| Lista de tareas |
1 - En el fragmento sobre la escritura como regalo, ¿en qué año se escribió Ne me quitte pas?
2 - Transcribe palabra por palabra la parte del fragmento sobre la escritura como regalo que se abre con las palabras "Aunque antes pinchara" y se cierra con "pudo haberle pasado.".
3 - Prolonga el fragmento sobre la escritura como regalo a partir de su última oración.

| Fragmento del texto |
______________________________
Mi mayor estímulo (no el único) son las personas. Yo puedo pararme frente a una persona, quiero decir frente a su imagen, y escribir un libro entero para ella. Es una imagen no material que he materializado a través del pensamiento. Por eso el mejor regalo que puedo hacerle a alguien es un texto escrito. La envergadura de ese texto es lo que esa persona significa. No tiene que ver con las palabras o el sentido de las palabras, sino con el hecho de haberlo escrito, de haberlo convertido en lenguaje y literatura. Porque no hay nada más importante para mí que la literatura. La literatura es todo. El texto literario es todo. Hay personas que no se han enterado nunca de que existe un texto o un ensayo sobre ellas, porque después de escribirlo ese texto tiene otro sentido, por supuesto. Y también hay personas que desdeñan esos textos sin saber que he entregado mi respiración. Yo no importo, lo que importa es la respiración.

Así escribí Ne me quitte pas, mi primer libro de cuentos, en el año 2006. Tenía dos amigos y pensé que tenía muchos deseos de escribir un cuento para cada uno. Hacerles ese regalo porque no tenía dinero para comprar nada que costara lo que yo quería regalarles. Las personas que uno quiere son invaluables. Y luego pensé que con dos cuentos no podía hacer un libro, mucho menos un libro de cuentos. Así que tenía que encontrar otras personas lo suficientemente deseables como para escribirles un cuento. Tenía que encontrar quince personas, para ser exacta, porque mi libro de cuentos iba a tener quince cuentos, no catorce, no dieciséis. Y en ese mismo momento pensé que los demás libros de cuentos que escribiera serían igual de breves o largos y de numéricamente breves o largos. Y me siento muy orgullosa de haber cumplido hasta ahora con esa decisión tomada hace tantos años. Ámbar violeta, página 41:

“Salió a hurtadillas del cuarto y dejó un bulto sobre la cama. Un bulto que bien pudiera estar vivo.
Pero que no lo estaba.
Pero que sí lo estaba.

Dejó sobre la cama lo vivo porque bien pudiera pasar por bulto.

Y salió del cuarto.

A hurtadillas como quien no sabe ponerle nombre a eso que estuvo nombrado desde que el bulto fue bulto.

Aunque antes pinchara al bulto con una aguja para ver si el bulto se despertaba:

Pero el bulto siguió tranquilo. Inerte.
Hasta que pasaron dos años.

No recordaba nada de lo que pudo haberle pasado:
su mano se metió en el bulto y extrajo una planta que nunca debió sembrar aunque fueran las sombras absolutas.

Qué haría. No sabía recordar nada de lo que pudo haberle pasado.

Algún sitio dentro de sí solo tenía concentración para meter y sacar la mano del bulto.

Entonces pensó:

Si debe pasar, que pase.
______________________________
| Entradas proporcionadas |
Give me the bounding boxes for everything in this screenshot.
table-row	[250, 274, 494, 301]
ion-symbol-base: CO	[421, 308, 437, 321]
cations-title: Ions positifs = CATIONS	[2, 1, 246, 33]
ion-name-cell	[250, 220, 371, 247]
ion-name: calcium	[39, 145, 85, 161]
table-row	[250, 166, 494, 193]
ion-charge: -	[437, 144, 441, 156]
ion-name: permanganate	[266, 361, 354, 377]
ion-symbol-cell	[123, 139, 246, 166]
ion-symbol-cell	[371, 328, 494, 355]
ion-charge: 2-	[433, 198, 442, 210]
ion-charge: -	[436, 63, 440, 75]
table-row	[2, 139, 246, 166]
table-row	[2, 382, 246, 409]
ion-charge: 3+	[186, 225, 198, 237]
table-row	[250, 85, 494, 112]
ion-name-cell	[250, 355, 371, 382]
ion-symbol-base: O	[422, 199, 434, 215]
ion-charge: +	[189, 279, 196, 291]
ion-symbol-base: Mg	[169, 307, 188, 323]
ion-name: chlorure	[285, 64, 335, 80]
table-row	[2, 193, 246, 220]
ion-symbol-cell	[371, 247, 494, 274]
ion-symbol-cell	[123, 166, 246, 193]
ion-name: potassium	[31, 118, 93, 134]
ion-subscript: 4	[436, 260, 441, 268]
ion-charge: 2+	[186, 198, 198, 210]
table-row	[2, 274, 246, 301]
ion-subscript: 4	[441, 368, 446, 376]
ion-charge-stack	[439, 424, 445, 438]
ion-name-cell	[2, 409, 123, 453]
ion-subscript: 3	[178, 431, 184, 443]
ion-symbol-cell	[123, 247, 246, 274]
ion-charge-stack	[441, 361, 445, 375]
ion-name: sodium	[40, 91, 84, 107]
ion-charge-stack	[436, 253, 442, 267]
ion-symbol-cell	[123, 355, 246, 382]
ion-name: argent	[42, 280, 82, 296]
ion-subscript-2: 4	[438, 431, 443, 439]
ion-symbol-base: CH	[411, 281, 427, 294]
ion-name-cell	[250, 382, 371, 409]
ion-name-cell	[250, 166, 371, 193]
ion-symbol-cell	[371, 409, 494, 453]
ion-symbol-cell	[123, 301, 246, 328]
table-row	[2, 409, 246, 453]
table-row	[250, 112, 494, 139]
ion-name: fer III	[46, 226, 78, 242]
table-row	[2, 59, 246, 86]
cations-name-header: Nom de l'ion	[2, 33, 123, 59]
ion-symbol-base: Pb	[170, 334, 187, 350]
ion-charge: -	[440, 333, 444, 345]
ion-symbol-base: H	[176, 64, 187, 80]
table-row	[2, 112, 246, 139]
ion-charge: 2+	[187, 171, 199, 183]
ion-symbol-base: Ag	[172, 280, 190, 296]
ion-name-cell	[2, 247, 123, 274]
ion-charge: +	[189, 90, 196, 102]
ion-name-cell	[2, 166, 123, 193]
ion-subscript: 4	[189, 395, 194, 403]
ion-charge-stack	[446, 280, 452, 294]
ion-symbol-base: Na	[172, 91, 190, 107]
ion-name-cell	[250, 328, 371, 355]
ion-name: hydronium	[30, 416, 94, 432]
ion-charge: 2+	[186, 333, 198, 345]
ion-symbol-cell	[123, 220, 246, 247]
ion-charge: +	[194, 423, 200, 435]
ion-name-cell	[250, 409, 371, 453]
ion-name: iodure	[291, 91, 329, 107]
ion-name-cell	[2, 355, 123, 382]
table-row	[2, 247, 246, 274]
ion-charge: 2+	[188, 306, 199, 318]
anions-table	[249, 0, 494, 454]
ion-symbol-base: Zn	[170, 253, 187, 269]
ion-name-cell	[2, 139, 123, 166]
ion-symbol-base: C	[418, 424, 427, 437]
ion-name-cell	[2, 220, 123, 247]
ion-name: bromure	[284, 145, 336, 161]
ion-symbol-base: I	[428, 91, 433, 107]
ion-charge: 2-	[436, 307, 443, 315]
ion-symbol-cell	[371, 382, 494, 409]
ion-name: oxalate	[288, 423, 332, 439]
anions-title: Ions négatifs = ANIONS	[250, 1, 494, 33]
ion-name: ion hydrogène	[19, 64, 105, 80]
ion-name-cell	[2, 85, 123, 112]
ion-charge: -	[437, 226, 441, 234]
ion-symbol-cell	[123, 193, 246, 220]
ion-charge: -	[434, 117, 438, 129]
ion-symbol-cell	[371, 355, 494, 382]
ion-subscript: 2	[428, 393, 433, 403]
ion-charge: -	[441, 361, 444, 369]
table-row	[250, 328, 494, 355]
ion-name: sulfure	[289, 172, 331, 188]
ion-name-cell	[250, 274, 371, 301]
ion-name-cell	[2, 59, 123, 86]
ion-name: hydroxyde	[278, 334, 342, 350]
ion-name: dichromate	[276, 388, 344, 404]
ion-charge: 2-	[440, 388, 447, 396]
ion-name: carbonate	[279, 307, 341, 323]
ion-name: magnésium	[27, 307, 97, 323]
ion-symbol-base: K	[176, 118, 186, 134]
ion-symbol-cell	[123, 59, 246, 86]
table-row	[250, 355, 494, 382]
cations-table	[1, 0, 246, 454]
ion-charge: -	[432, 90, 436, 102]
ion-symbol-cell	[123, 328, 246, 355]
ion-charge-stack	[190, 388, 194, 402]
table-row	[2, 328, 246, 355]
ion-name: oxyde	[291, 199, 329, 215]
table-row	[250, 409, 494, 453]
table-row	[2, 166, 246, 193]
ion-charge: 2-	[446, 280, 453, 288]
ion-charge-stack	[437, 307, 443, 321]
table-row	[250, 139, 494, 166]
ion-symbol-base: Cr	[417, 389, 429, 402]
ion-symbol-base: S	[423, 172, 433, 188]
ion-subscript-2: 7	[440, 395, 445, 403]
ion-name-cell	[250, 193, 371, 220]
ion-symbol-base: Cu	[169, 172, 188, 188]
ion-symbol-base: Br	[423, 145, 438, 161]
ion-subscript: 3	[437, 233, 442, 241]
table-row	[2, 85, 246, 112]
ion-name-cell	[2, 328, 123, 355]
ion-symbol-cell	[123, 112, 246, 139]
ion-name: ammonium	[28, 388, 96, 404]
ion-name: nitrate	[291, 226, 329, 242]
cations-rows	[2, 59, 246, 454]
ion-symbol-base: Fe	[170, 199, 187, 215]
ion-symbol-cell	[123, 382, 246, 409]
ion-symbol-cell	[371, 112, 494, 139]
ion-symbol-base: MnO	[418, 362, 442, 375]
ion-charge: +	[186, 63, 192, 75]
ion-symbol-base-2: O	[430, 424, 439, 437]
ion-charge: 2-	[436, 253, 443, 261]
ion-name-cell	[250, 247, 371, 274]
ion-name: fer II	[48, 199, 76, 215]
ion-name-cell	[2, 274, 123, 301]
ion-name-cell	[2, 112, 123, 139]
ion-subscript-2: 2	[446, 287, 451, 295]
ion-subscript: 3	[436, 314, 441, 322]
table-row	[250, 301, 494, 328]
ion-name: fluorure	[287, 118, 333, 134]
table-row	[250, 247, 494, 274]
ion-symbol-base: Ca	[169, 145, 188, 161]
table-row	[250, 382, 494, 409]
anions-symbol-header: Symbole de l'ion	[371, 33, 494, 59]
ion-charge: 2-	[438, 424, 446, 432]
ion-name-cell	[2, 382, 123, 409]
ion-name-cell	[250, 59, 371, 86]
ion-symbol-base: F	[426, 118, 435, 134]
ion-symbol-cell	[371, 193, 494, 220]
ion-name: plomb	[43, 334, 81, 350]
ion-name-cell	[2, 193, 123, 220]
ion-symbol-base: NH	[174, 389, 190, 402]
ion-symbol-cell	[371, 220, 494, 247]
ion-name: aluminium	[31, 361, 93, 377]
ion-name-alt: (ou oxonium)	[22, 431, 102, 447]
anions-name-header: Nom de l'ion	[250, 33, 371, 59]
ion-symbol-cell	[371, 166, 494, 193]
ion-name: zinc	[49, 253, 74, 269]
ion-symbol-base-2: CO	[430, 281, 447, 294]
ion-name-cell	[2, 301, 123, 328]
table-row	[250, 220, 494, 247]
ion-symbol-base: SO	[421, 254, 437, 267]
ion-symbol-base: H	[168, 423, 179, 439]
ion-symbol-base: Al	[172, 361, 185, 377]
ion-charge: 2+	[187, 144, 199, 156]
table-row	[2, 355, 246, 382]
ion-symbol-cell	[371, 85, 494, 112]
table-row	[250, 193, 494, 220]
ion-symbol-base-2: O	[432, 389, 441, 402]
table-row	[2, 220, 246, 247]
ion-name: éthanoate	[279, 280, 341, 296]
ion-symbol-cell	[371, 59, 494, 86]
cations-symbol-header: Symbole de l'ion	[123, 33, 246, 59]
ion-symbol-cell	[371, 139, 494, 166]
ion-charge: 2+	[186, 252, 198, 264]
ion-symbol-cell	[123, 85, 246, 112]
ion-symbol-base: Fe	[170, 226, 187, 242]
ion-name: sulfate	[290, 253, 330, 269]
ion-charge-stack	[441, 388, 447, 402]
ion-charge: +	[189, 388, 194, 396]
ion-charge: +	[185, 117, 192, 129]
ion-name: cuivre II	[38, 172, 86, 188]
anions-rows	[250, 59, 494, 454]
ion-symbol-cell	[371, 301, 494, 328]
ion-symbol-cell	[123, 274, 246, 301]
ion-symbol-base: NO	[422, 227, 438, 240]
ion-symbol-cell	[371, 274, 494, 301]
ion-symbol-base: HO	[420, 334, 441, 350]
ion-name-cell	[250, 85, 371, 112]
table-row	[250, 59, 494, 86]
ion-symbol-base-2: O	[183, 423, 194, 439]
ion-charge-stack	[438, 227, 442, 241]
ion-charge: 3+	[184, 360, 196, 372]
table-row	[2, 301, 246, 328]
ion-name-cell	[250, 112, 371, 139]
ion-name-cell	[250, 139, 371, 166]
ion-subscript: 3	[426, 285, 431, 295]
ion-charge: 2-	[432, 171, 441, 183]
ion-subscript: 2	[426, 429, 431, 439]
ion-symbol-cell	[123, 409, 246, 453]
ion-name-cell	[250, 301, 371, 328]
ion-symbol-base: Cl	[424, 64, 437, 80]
______________________________
| Respuestas del ejercicio |
1 - En el año 2006.

2 -
Aunque antes pinchara al bulto con una aguja para ver si el bulto se despertaba:

Pero el bulto siguió tranquilo. Inerte.
Hasta que pasaron dos años.

No recordaba nada de lo que pudo haberle pasado:
su mano se metió en el bulto y extrajo una planta que nunca debió sembrar aunque fueran las sombras absolutas.

Qué haría. No sabía recordar nada de lo que pudo haberle pasado.

3 -
Y si no debe pasar, que pase.

También. Que pase”.

Me obsesionan los títulos y los nombres propios. Un relato que ocurre en un hospital, donde las suturas se abren y las piernas enyesadas caminan por los pasillos, no puede incurrir en el error de que esas personas al borde del sangramiento se llamen de una manera absolutamente equivocada. No puede incurrir en ese error. Prefiero que no se llamen, que no tengan nombre. Prefiero el error de la falta de nombre. Nunca le pondría un nombre cualquiera a un personaje cualquiera. No existe un personaje cualquiera en ninguno de mis libros. Hay siempre pocos personajes, contados personajes con los dedos de una mano, y ninguno es cualquiera. Ni siquiera en mis ensayos sobre cine, cuando elijo una película para hablar de ella, nunca elijo una donde los personajes se llamen de una manera que no encaje en la oración. Las palabras tienen que encajar. Los nombres son palabras y tienen que encajar. Lo que estoy tratando de escribir ahora es un libro de cuentos. Pero estoy muy atrasada. He escrito solo los quince títulos.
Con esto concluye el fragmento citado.